Work to do: Verbatim output of all the material below is required.

Task data:
— START —
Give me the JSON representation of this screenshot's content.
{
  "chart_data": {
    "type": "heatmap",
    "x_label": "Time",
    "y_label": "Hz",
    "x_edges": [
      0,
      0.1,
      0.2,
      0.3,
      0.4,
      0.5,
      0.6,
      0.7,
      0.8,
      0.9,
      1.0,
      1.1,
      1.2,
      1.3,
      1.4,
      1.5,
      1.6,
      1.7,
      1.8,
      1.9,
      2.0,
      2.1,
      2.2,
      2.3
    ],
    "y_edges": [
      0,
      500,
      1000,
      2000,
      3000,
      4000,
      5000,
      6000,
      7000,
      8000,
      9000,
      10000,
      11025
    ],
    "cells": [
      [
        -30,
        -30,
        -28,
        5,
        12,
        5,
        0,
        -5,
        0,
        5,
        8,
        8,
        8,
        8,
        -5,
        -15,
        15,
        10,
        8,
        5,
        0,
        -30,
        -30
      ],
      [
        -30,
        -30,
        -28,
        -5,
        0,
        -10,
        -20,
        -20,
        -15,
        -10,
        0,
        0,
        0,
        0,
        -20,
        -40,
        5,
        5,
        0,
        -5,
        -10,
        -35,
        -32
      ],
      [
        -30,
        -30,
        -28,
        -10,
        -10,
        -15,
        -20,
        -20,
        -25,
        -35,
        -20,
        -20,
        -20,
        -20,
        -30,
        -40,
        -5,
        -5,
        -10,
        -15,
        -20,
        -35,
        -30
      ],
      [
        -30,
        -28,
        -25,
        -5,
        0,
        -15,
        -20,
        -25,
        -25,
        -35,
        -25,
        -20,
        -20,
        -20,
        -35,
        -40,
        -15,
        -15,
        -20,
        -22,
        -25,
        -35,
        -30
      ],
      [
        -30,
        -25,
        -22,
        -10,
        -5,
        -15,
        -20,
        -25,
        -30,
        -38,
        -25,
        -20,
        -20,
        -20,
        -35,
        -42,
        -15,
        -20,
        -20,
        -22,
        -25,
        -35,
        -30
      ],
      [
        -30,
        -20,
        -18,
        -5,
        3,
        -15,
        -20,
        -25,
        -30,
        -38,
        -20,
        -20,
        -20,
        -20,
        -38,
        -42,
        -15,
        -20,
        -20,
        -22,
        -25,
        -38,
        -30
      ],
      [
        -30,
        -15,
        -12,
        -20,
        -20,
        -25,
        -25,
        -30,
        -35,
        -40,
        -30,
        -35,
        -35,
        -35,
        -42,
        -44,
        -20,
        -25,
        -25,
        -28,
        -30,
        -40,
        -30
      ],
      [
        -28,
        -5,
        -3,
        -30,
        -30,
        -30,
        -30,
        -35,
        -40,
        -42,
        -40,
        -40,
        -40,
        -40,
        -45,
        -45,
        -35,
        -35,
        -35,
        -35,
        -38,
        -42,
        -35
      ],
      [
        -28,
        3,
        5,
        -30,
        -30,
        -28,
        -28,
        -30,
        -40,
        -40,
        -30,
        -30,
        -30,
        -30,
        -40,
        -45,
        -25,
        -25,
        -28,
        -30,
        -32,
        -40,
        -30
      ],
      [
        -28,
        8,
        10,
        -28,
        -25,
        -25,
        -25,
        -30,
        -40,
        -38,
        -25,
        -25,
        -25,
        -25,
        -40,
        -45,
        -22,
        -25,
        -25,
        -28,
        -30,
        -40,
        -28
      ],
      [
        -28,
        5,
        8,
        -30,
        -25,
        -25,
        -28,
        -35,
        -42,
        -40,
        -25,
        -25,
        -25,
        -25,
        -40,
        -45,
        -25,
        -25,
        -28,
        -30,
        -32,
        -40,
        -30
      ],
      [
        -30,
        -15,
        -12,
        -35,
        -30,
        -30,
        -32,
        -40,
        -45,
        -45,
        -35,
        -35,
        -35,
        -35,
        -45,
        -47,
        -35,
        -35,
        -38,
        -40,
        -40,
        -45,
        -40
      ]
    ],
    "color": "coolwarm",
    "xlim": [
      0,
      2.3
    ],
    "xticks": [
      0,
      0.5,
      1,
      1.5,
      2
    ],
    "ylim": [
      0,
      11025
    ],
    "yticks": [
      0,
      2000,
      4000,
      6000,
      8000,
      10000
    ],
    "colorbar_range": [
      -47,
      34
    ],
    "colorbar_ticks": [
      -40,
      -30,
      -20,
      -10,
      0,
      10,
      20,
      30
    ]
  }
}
— END —
Task result:
Give me the JSON representation of this screenshot's content.
{
  "chart_data": {
    "type": "heatmap",
    "x_label": "Time",
    "y_label": "Hz",
    "x_edges": [
      0,
      0.1,
      0.2,
      0.3,
      0.4,
      0.5,
      0.6,
      0.7,
      0.8,
      0.9,
      1.0,
      1.1,
      1.2,
      1.3,
      1.4,
      1.5,
      1.6,
      1.7,
      1.8,
      1.9,
      2.0,
      2.1,
      2.2,
      2.3
    ],
    "y_edges": [
      0,
      500,
      1000,
      2000,
      3000,
      4000,
      5000,
      6000,
      7000,
      8000,
      9000,
      10000,
      11025
    ],
    "cells": [
      [
        -30,
        -30,
        -28,
        5,
        12,
        5,
        0,
        -5,
        0,
        5,
        8,
        8,
        8,
        8,
        -5,
        -15,
        15,
        10,
        8,
        5,
        0,
        -30,
        -30
      ],
      [
        -30,
        -30,
        -28,
        -5,
        0,
        -10,
        -20,
        -20,
        -15,
        -10,
        0,
        0,
        0,
        0,
        -20,
        -40,
        5,
        5,
        0,
        -5,
        -10,
        -35,
        -32
      ],
      [
        -30,
        -30,
        -28,
        -10,
        -10,
        -15,
        -20,
        -20,
        -25,
        -35,
        -20,
        -20,
        -20,
        -20,
        -30,
        -40,
        -5,
        -5,
        -10,
        -15,
        -20,
        -35,
        -30
      ],
      [
        -30,
        -28,
        -25,
        -5,
        0,
        -15,
        -20,
        -25,
        -25,
        -35,
        -25,
        -20,
        -20,
        -20,
        -35,
        -40,
        -15,
        -15,
        -20,
        -22,
        -25,
        -35,
        -30
      ],
      [
        -30,
        -25,
        -22,
        -10,
        -5,
        -15,
        -20,
        -25,
        -30,
        -38,
        -25,
        -20,
        -20,
        -20,
        -35,
        -42,
        -15,
        -20,
        -20,
        -22,
        -25,
        -35,
        -30
      ],
      [
        -30,
        -20,
        -18,
        -5,
        3,
        -15,
        -20,
        -25,
        -30,
        -38,
        -20,
        -20,
        -20,
        -20,
        -38,
        -42,
        -15,
        -20,
        -20,
        -22,
        -25,
        -38,
        -30
      ],
      [
        -30,
        -15,
        -12,
        -20,
        -20,
        -25,
        -25,
        -30,
        -35,
        -40,
        -30,
        -35,
        -35,
        -35,
        -42,
        -44,
        -20,
        -25,
        -25,
        -28,
        -30,
        -40,
        -30
      ],
      [
        -28,
        -5,
        -3,
        -30,
        -30,
        -30,
        -30,
        -35,
        -40,
        -42,
        -40,
        -40,
        -40,
        -40,
        -45,
        -45,
        -35,
        -35,
        -35,
        -35,
        -38,
        -42,
        -35
      ],
      [
        -28,
        3,
        5,
        -30,
        -30,
        -28,
        -28,
        -30,
        -40,
        -40,
        -30,
        -30,
        -30,
        -30,
        -40,
        -45,
        -25,
        -25,
        -28,
        -30,
        -32,
        -40,
        -30
      ],
      [
        -28,
        8,
        10,
        -28,
        -25,
        -25,
        -25,
        -30,
        -40,
        -38,
        -25,
        -25,
        -25,
        -25,
        -40,
        -45,
        -22,
        -25,
        -25,
        -28,
        -30,
        -40,
        -28
      ],
      [
        -28,
        5,
        8,
        -30,
        -25,
        -25,
        -28,
        -35,
        -42,
        -40,
        -25,
        -25,
        -25,
        -25,
        -40,
        -45,
        -25,
        -25,
        -28,
        -30,
        -32,
        -40,
        -30
      ],
      [
        -30,
        -15,
        -12,
        -35,
        -30,
        -30,
        -32,
        -40,
        -45,
        -45,
        -35,
        -35,
        -35,
        -35,
        -45,
        -47,
        -35,
        -35,
        -38,
        -40,
        -40,
        -45,
        -40
      ]
    ],
    "color": "coolwarm",
    "xlim": [
      0,
      2.3
    ],
    "xticks": [
      0,
      0.5,
      1,
      1.5,
      2
    ],
    "ylim": [
      0,
      11025
    ],
    "yticks": [
      0,
      2000,
      4000,
      6000,
      8000,
      10000
    ],
    "colorbar_range": [
      -47,
      34
    ],
    "colorbar_ticks": [
      -40,
      -30,
      -20,
      -10,
      0,
      10,
      20,
      30
    ]
  }
}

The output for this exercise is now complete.